▶ **EXERCISE PROMPT**
Restate the records below word for word.

##### MATERIALS PROVIDED

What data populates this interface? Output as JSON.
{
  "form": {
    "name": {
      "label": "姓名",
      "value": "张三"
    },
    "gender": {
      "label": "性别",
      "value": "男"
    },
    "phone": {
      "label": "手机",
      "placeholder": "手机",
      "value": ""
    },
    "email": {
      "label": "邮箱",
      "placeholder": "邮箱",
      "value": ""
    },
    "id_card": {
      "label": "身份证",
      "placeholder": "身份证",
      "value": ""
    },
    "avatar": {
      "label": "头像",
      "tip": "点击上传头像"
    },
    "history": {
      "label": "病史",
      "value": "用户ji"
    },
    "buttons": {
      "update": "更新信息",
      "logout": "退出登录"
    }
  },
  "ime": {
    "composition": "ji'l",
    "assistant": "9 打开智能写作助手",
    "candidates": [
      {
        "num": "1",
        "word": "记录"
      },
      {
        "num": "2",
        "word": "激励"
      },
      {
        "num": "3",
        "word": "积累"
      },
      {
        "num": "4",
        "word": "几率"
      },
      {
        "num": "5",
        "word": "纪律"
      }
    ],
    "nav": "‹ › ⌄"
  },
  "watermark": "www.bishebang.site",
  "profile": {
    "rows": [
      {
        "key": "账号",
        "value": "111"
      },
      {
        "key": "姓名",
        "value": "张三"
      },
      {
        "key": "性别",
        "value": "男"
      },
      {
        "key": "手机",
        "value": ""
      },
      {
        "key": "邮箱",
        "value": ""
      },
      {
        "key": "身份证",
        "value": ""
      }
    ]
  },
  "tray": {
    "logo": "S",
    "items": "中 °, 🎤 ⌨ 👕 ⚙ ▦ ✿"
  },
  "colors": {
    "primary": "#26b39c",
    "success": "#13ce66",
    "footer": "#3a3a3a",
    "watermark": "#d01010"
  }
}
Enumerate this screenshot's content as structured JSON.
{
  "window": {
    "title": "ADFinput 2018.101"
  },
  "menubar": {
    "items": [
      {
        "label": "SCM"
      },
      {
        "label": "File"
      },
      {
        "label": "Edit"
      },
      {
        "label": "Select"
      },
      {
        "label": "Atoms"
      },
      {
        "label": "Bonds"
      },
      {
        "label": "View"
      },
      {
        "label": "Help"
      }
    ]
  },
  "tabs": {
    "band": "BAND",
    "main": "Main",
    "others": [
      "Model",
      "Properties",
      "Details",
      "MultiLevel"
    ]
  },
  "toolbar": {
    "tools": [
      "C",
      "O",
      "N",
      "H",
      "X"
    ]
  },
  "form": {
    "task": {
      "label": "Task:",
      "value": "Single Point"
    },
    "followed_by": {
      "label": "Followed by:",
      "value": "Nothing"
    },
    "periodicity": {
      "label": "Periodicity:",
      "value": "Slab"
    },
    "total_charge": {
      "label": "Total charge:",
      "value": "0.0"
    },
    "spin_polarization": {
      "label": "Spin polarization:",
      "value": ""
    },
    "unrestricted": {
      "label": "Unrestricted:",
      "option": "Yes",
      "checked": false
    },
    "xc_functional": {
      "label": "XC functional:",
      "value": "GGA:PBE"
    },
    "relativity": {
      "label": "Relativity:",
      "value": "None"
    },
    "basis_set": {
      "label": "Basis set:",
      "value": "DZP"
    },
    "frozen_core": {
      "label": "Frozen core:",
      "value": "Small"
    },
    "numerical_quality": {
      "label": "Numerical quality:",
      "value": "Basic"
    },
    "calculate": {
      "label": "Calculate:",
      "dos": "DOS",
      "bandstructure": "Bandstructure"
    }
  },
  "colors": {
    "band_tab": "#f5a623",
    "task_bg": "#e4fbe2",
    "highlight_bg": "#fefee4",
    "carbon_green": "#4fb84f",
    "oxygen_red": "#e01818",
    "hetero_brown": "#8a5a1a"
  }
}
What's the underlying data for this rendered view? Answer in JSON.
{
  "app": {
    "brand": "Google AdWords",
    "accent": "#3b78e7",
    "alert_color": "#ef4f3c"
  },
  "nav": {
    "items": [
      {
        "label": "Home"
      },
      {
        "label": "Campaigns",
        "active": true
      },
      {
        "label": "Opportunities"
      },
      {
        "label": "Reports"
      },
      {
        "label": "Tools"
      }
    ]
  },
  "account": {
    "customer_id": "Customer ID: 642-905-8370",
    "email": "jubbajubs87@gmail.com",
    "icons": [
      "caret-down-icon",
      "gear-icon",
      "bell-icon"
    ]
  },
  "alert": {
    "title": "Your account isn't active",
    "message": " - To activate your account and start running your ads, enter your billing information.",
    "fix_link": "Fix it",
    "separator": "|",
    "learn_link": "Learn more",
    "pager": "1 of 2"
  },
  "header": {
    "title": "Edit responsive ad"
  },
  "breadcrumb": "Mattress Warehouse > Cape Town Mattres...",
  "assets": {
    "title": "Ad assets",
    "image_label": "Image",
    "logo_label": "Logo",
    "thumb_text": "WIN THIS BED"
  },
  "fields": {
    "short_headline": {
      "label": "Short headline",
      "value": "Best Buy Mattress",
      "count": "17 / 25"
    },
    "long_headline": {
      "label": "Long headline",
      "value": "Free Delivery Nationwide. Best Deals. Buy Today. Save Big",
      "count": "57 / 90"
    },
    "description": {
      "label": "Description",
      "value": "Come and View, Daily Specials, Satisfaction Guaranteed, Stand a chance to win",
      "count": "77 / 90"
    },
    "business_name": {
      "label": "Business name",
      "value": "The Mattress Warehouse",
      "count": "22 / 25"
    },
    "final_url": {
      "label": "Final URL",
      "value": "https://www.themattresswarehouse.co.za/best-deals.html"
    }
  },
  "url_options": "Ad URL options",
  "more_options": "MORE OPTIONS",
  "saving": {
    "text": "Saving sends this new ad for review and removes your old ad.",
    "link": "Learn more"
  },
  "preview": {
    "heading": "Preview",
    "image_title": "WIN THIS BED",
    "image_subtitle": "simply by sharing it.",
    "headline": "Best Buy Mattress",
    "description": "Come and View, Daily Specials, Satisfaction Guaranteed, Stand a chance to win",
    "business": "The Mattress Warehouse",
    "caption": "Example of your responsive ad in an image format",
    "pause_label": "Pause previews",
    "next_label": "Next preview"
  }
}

##########

▶ **ANSWER TO THE EXERCISE**
What data populates this interface? Output as JSON.
{
  "form": {
    "name": {
      "label": "姓名",
      "value": "张三"
    },
    "gender": {
      "label": "性别",
      "value": "男"
    },
    "phone": {
      "label": "手机",
      "placeholder": "手机",
      "value": ""
    },
    "email": {
      "label": "邮箱",
      "placeholder": "邮箱",
      "value": ""
    },
    "id_card": {
      "label": "身份证",
      "placeholder": "身份证",
      "value": ""
    },
    "avatar": {
      "label": "头像",
      "tip": "点击上传头像"
    },
    "history": {
      "label": "病史",
      "value": "用户ji"
    },
    "buttons": {
      "update": "更新信息",
      "logout": "退出登录"
    }
  },
  "ime": {
    "composition": "ji'l",
    "assistant": "9 打开智能写作助手",
    "candidates": [
      {
        "num": "1",
        "word": "记录"
      },
      {
        "num": "2",
        "word": "激励"
      },
      {
        "num": "3",
        "word": "积累"
      },
      {
        "num": "4",
        "word": "几率"
      },
      {
        "num": "5",
        "word": "纪律"
      }
    ],
    "nav": "‹ › ⌄"
  },
  "watermark": "www.bishebang.site",
  "profile": {
    "rows": [
      {
        "key": "账号",
        "value": "111"
      },
      {
        "key": "姓名",
        "value": "张三"
      },
      {
        "key": "性别",
        "value": "男"
      },
      {
        "key": "手机",
        "value": ""
      },
      {
        "key": "邮箱",
        "value": ""
      },
      {
        "key": "身份证",
        "value": ""
      }
    ]
  },
  "tray": {
    "logo": "S",
    "items": "中 °, 🎤 ⌨ 👕 ⚙ ▦ ✿"
  },
  "colors": {
    "primary": "#26b39c",
    "success": "#13ce66",
    "footer": "#3a3a3a",
    "watermark": "#d01010"
  }
}
Enumerate this screenshot's content as structured JSON.
{
  "window": {
    "title": "ADFinput 2018.101"
  },
  "menubar": {
    "items": [
      {
        "label": "SCM"
      },
      {
        "label": "File"
      },
      {
        "label": "Edit"
      },
      {
        "label": "Select"
      },
      {
        "label": "Atoms"
      },
      {
        "label": "Bonds"
      },
      {
        "label": "View"
      },
      {
        "label": "Help"
      }
    ]
  },
  "tabs": {
    "band": "BAND",
    "main": "Main",
    "others": [
      "Model",
      "Properties",
      "Details",
      "MultiLevel"
    ]
  },
  "toolbar": {
    "tools": [
      "C",
      "O",
      "N",
      "H",
      "X"
    ]
  },
  "form": {
    "task": {
      "label": "Task:",
      "value": "Single Point"
    },
    "followed_by": {
      "label": "Followed by:",
      "value": "Nothing"
    },
    "periodicity": {
      "label": "Periodicity:",
      "value": "Slab"
    },
    "total_charge": {
      "label": "Total charge:",
      "value": "0.0"
    },
    "spin_polarization": {
      "label": "Spin polarization:",
      "value": ""
    },
    "unrestricted": {
      "label": "Unrestricted:",
      "option": "Yes",
      "checked": false
    },
    "xc_functional": {
      "label": "XC functional:",
      "value": "GGA:PBE"
    },
    "relativity": {
      "label": "Relativity:",
      "value": "None"
    },
    "basis_set": {
      "label": "Basis set:",
      "value": "DZP"
    },
    "frozen_core": {
      "label": "Frozen core:",
      "value": "Small"
    },
    "numerical_quality": {
      "label": "Numerical quality:",
      "value": "Basic"
    },
    "calculate": {
      "label": "Calculate:",
      "dos": "DOS",
      "bandstructure": "Bandstructure"
    }
  },
  "colors": {
    "band_tab": "#f5a623",
    "task_bg": "#e4fbe2",
    "highlight_bg": "#fefee4",
    "carbon_green": "#4fb84f",
    "oxygen_red": "#e01818",
    "hetero_brown": "#8a5a1a"
  }
}
What's the underlying data for this rendered view? Answer in JSON.
{
  "app": {
    "brand": "Google AdWords",
    "accent": "#3b78e7",
    "alert_color": "#ef4f3c"
  },
  "nav": {
    "items": [
      {
        "label": "Home"
      },
      {
        "label": "Campaigns",
        "active": true
      },
      {
        "label": "Opportunities"
      },
      {
        "label": "Reports"
      },
      {
        "label": "Tools"
      }
    ]
  },
  "account": {
    "customer_id": "Customer ID: 642-905-8370",
    "email": "jubbajubs87@gmail.com",
    "icons": [
      "caret-down-icon",
      "gear-icon",
      "bell-icon"
    ]
  },
  "alert": {
    "title": "Your account isn't active",
    "message": " - To activate your account and start running your ads, enter your billing information.",
    "fix_link": "Fix it",
    "separator": "|",
    "learn_link": "Learn more",
    "pager": "1 of 2"
  },
  "header": {
    "title": "Edit responsive ad"
  },
  "breadcrumb": "Mattress Warehouse > Cape Town Mattres...",
  "assets": {
    "title": "Ad assets",
    "image_label": "Image",
    "logo_label": "Logo",
    "thumb_text": "WIN THIS BED"
  },
  "fields": {
    "short_headline": {
      "label": "Short headline",
      "value": "Best Buy Mattress",
      "count": "17 / 25"
    },
    "long_headline": {
      "label": "Long headline",
      "value": "Free Delivery Nationwide. Best Deals. Buy Today. Save Big",
      "count": "57 / 90"
    },
    "description": {
      "label": "Description",
      "value": "Come and View, Daily Specials, Satisfaction Guaranteed, Stand a chance to win",
      "count": "77 / 90"
    },
    "business_name": {
      "label": "Business name",
      "value": "The Mattress Warehouse",
      "count": "22 / 25"
    },
    "final_url": {
      "label": "Final URL",
      "value": "https://www.themattresswarehouse.co.za/best-deals.html"
    }
  },
  "url_options": "Ad URL options",
  "more_options": "MORE OPTIONS",
  "saving": {
    "text": "Saving sends this new ad for review and removes your old ad.",
    "link": "Learn more"
  },
  "preview": {
    "heading": "Preview",
    "image_title": "WIN THIS BED",
    "image_subtitle": "simply by sharing it.",
    "headline": "Best Buy Mattress",
    "description": "Come and View, Daily Specials, Satisfaction Guaranteed, Stand a chance to win",
    "business": "The Mattress Warehouse",
    "caption": "Example of your responsive ad in an image format",
    "pause_label": "Pause previews",
    "next_label": "Next preview"
  }
}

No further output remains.